What the task asks — Write out the full set of records below exactly.

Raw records
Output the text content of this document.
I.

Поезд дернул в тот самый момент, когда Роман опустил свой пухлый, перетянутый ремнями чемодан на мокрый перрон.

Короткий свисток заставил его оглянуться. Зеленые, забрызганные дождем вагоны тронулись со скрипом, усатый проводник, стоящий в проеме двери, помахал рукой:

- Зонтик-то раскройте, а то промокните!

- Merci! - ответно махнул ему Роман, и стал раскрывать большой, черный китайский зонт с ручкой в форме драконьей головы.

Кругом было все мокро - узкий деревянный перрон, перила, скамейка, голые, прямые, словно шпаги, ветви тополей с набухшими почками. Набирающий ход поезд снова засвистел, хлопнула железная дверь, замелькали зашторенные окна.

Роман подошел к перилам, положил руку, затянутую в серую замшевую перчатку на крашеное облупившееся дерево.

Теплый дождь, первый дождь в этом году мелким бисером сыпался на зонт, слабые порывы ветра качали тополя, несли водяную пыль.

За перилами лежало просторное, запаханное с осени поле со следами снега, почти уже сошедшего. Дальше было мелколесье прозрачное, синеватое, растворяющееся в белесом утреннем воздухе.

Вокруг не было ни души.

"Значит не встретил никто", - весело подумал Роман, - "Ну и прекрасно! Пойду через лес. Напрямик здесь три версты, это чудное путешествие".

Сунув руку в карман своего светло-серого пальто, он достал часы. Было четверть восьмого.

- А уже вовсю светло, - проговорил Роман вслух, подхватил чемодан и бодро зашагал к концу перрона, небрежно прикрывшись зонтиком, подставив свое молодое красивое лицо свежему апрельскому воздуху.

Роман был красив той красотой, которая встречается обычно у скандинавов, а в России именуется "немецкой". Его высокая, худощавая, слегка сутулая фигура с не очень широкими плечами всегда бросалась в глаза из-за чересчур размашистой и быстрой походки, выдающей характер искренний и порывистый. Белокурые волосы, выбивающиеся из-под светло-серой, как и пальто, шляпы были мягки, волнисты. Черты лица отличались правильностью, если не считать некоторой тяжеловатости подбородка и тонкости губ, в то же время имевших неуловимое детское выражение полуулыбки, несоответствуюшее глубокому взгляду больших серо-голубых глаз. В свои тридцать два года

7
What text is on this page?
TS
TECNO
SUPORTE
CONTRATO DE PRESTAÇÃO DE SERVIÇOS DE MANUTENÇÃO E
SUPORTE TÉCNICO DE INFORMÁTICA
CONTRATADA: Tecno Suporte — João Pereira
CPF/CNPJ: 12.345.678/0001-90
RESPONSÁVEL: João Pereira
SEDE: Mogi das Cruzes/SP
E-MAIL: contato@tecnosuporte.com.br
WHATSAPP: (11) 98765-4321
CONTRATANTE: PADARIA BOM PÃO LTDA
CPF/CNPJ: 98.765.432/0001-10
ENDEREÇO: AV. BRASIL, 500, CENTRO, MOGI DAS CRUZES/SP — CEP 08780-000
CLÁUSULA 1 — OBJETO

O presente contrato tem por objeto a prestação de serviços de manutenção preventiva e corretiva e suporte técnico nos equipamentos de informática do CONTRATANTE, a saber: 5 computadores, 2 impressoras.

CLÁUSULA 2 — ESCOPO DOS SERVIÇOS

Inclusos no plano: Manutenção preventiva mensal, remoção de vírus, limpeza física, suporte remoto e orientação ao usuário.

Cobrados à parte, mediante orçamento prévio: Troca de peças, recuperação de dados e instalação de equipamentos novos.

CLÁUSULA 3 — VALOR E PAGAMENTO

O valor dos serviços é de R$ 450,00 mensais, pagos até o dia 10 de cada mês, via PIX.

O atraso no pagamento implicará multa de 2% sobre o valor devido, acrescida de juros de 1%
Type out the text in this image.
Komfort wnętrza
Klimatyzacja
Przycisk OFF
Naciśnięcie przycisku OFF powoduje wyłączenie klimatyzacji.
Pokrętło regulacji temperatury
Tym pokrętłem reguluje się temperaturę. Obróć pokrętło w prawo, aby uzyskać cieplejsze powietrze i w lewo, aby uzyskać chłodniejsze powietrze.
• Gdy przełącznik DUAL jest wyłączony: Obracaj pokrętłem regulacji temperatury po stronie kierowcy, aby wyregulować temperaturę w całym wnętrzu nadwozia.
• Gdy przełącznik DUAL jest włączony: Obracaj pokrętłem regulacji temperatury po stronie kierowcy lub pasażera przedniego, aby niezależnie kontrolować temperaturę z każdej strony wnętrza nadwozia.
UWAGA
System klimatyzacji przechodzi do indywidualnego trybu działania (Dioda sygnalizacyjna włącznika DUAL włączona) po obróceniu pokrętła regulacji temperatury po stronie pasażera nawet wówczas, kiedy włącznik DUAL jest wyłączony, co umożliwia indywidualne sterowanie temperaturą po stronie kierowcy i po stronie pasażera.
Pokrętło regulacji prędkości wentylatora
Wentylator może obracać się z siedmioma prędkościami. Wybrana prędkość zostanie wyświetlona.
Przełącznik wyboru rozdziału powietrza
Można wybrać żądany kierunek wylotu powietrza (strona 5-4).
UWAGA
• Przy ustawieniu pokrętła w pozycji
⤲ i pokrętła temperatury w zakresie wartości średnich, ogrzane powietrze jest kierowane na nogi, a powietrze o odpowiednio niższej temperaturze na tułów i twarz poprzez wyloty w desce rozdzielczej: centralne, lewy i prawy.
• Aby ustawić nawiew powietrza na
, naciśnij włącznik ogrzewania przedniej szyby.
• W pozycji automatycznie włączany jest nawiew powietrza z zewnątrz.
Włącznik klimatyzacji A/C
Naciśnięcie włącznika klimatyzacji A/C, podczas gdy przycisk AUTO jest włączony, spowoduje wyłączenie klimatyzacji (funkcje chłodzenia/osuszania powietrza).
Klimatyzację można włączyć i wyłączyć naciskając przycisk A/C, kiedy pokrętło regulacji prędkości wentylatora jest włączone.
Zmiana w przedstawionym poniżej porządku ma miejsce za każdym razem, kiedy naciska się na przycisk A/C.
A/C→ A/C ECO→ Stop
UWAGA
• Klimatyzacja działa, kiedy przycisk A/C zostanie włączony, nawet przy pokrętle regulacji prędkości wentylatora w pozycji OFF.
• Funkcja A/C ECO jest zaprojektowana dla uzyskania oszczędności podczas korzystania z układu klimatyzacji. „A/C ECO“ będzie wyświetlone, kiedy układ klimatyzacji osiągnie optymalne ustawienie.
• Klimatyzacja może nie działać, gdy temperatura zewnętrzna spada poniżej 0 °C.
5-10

Written response —
Output the text content of this document.
I.

Поезд дернул в тот самый момент, когда Роман опустил свой пухлый, перетянутый ремнями чемодан на мокрый перрон.

Короткий свисток заставил его оглянуться. Зеленые, забрызганные дождем вагоны тронулись со скрипом, усатый проводник, стоящий в проеме двери, помахал рукой:

- Зонтик-то раскройте, а то промокните!

- Merci! - ответно махнул ему Роман, и стал раскрывать большой, черный китайский зонт с ручкой в форме драконьей головы.

Кругом было все мокро - узкий деревянный перрон, перила, скамейка, голые, прямые, словно шпаги, ветви тополей с набухшими почками. Набирающий ход поезд снова засвистел, хлопнула железная дверь, замелькали зашторенные окна.

Роман подошел к перилам, положил руку, затянутую в серую замшевую перчатку на крашеное облупившееся дерево.

Теплый дождь, первый дождь в этом году мелким бисером сыпался на зонт, слабые порывы ветра качали тополя, несли водяную пыль.

За перилами лежало просторное, запаханное с осени поле со следами снега, почти уже сошедшего. Дальше было мелколесье прозрачное, синеватое, растворяющееся в белесом утреннем воздухе.

Вокруг не было ни души.

"Значит не встретил никто", - весело подумал Роман, - "Ну и прекрасно! Пойду через лес. Напрямик здесь три версты, это чудное путешествие".

Сунув руку в карман своего светло-серого пальто, он достал часы. Было четверть восьмого.

- А уже вовсю светло, - проговорил Роман вслух, подхватил чемодан и бодро зашагал к концу перрона, небрежно прикрывшись зонтиком, подставив свое молодое красивое лицо свежему апрельскому воздуху.

Роман был красив той красотой, которая встречается обычно у скандинавов, а в России именуется "немецкой". Его высокая, худощавая, слегка сутулая фигура с не очень широкими плечами всегда бросалась в глаза из-за чересчур размашистой и быстрой походки, выдающей характер искренний и порывистый. Белокурые волосы, выбивающиеся из-под светло-серой, как и пальто, шляпы были мягки, волнисты. Черты лица отличались правильностью, если не считать некоторой тяжеловатости подбородка и тонкости губ, в то же время имевших неуловимое детское выражение полуулыбки, несоответствуюшее глубокому взгляду больших серо-голубых глаз. В свои тридцать два года

7
What text is on this page?
TS
TECNO
SUPORTE
CONTRATO DE PRESTAÇÃO DE SERVIÇOS DE MANUTENÇÃO E
SUPORTE TÉCNICO DE INFORMÁTICA
CONTRATADA: Tecno Suporte — João Pereira
CPF/CNPJ: 12.345.678/0001-90
RESPONSÁVEL: João Pereira
SEDE: Mogi das Cruzes/SP
E-MAIL: contato@tecnosuporte.com.br
WHATSAPP: (11) 98765-4321
CONTRATANTE: PADARIA BOM PÃO LTDA
CPF/CNPJ: 98.765.432/0001-10
ENDEREÇO: AV. BRASIL, 500, CENTRO, MOGI DAS CRUZES/SP — CEP 08780-000
CLÁUSULA 1 — OBJETO

O presente contrato tem por objeto a prestação de serviços de manutenção preventiva e corretiva e suporte técnico nos equipamentos de informática do CONTRATANTE, a saber: 5 computadores, 2 impressoras.

CLÁUSULA 2 — ESCOPO DOS SERVIÇOS

Inclusos no plano: Manutenção preventiva mensal, remoção de vírus, limpeza física, suporte remoto e orientação ao usuário.

Cobrados à parte, mediante orçamento prévio: Troca de peças, recuperação de dados e instalação de equipamentos novos.

CLÁUSULA 3 — VALOR E PAGAMENTO

O valor dos serviços é de R$ 450,00 mensais, pagos até o dia 10 de cada mês, via PIX.

O atraso no pagamento implicará multa de 2% sobre o valor devido, acrescida de juros de 1%
Type out the text in this image.
Komfort wnętrza
Klimatyzacja
Przycisk OFF
Naciśnięcie przycisku OFF powoduje wyłączenie klimatyzacji.
Pokrętło regulacji temperatury
Tym pokrętłem reguluje się temperaturę. Obróć pokrętło w prawo, aby uzyskać cieplejsze powietrze i w lewo, aby uzyskać chłodniejsze powietrze.
• Gdy przełącznik DUAL jest wyłączony: Obracaj pokrętłem regulacji temperatury po stronie kierowcy, aby wyregulować temperaturę w całym wnętrzu nadwozia.
• Gdy przełącznik DUAL jest włączony: Obracaj pokrętłem regulacji temperatury po stronie kierowcy lub pasażera przedniego, aby niezależnie kontrolować temperaturę z każdej strony wnętrza nadwozia.
UWAGA
System klimatyzacji przechodzi do indywidualnego trybu działania (Dioda sygnalizacyjna włącznika DUAL włączona) po obróceniu pokrętła regulacji temperatury po stronie pasażera nawet wówczas, kiedy włącznik DUAL jest wyłączony, co umożliwia indywidualne sterowanie temperaturą po stronie kierowcy i po stronie pasażera.
Pokrętło regulacji prędkości wentylatora
Wentylator może obracać się z siedmioma prędkościami. Wybrana prędkość zostanie wyświetlona.
Przełącznik wyboru rozdziału powietrza
Można wybrać żądany kierunek wylotu powietrza (strona 5-4).
UWAGA
• Przy ustawieniu pokrętła w pozycji
⤲ i pokrętła temperatury w zakresie wartości średnich, ogrzane powietrze jest kierowane na nogi, a powietrze o odpowiednio niższej temperaturze na tułów i twarz poprzez wyloty w desce rozdzielczej: centralne, lewy i prawy.
• Aby ustawić nawiew powietrza na
, naciśnij włącznik ogrzewania przedniej szyby.
• W pozycji automatycznie włączany jest nawiew powietrza z zewnątrz.
Włącznik klimatyzacji A/C
Naciśnięcie włącznika klimatyzacji A/C, podczas gdy przycisk AUTO jest włączony, spowoduje wyłączenie klimatyzacji (funkcje chłodzenia/osuszania powietrza).
Klimatyzację można włączyć i wyłączyć naciskając przycisk A/C, kiedy pokrętło regulacji prędkości wentylatora jest włączone.
Zmiana w przedstawionym poniżej porządku ma miejsce za każdym razem, kiedy naciska się na przycisk A/C.
A/C→ A/C ECO→ Stop
UWAGA
• Klimatyzacja działa, kiedy przycisk A/C zostanie włączony, nawet przy pokrętle regulacji prędkości wentylatora w pozycji OFF.
• Funkcja A/C ECO jest zaprojektowana dla uzyskania oszczędności podczas korzystania z układu klimatyzacji. „A/C ECO“ będzie wyświetlone, kiedy układ klimatyzacji osiągnie optymalne ustawienie.
• Klimatyzacja może nie działać, gdy temperatura zewnętrzna spada poniżej 0 °C.
5-10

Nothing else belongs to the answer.